What the task asks: For the entries that follow, state how many lines include the word "should", giving the number and nothing else.

Task input:
---*---

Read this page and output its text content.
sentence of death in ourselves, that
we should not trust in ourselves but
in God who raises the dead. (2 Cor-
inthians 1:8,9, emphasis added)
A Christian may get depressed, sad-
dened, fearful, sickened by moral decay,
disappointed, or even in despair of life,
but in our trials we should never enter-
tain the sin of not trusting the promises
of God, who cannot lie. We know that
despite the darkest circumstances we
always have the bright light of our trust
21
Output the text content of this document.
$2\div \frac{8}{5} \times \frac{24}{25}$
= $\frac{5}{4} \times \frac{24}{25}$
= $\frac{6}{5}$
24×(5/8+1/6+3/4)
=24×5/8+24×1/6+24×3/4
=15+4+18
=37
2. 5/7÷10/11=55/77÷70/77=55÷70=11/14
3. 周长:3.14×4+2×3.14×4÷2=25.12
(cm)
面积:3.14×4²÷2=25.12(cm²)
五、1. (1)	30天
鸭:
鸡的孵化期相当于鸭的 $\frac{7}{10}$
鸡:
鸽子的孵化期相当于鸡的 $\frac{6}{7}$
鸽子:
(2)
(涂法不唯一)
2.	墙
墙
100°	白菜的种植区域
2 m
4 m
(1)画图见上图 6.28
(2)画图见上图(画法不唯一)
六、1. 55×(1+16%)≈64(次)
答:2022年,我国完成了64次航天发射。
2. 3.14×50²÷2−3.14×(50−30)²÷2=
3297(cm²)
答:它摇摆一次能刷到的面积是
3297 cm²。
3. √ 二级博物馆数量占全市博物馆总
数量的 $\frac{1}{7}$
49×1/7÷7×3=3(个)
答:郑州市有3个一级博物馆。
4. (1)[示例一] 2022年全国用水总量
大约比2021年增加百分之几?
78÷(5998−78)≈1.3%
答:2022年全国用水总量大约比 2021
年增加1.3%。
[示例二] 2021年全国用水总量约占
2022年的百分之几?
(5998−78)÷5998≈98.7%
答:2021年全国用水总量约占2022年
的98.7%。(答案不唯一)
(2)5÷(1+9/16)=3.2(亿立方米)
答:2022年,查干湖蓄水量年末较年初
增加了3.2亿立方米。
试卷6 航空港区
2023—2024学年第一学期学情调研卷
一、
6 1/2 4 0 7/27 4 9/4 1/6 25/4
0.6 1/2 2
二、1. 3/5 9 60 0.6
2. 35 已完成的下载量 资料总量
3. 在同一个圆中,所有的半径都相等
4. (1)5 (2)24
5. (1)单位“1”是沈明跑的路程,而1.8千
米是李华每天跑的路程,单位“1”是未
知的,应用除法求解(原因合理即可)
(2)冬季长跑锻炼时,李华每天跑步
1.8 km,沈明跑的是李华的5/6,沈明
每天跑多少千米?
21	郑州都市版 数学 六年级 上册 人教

---*---

Correct output: 2